# Directions for this task:
Write the material out again, line by line, exactly as it is.

# Excerpted records:
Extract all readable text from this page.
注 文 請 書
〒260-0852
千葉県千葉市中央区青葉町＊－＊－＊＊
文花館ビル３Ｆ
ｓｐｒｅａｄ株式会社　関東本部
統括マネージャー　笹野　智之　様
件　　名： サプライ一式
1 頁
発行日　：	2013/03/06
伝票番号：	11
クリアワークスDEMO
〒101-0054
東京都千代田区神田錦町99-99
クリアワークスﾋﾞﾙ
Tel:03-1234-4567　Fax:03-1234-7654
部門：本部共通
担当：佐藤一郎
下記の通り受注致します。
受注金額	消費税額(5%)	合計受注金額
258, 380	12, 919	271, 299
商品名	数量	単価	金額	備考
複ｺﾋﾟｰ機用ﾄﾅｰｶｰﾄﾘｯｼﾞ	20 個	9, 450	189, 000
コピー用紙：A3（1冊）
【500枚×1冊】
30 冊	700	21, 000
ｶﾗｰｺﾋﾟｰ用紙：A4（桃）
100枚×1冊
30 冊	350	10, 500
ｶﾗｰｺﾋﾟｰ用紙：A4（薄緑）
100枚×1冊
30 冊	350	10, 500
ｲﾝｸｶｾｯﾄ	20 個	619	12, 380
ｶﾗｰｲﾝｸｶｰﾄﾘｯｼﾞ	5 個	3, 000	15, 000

# Reply to the exercise:
Extract all readable text from this page.
注 文 請 書
〒260-0852
千葉県千葉市中央区青葉町＊－＊－＊＊
文花館ビル３Ｆ
ｓｐｒｅａｄ株式会社　関東本部
統括マネージャー　笹野　智之　様
件　　名： サプライ一式
1 頁
発行日　：	2013/03/06
伝票番号：	11
クリアワークスDEMO
〒101-0054
東京都千代田区神田錦町99-99
クリアワークスﾋﾞﾙ
Tel:03-1234-4567　Fax:03-1234-7654
部門：本部共通
担当：佐藤一郎
下記の通り受注致します。
受注金額	消費税額(5%)	合計受注金額
258, 380	12, 919	271, 299
商品名	数量	単価	金額	備考
複ｺﾋﾟｰ機用ﾄﾅｰｶｰﾄﾘｯｼﾞ	20 個	9, 450	189, 000
コピー用紙：A3（1冊）
【500枚×1冊】
30 冊	700	21, 000
ｶﾗｰｺﾋﾟｰ用紙：A4（桃）
100枚×1冊
30 冊	350	10, 500
ｶﾗｰｺﾋﾟｰ用紙：A4（薄緑）
100枚×1冊
30 冊	350	10, 500
ｲﾝｸｶｾｯﾄ	20 個	619	12, 380
ｶﾗｰｲﾝｸｶｰﾄﾘｯｼﾞ	5 個	3, 000	15, 000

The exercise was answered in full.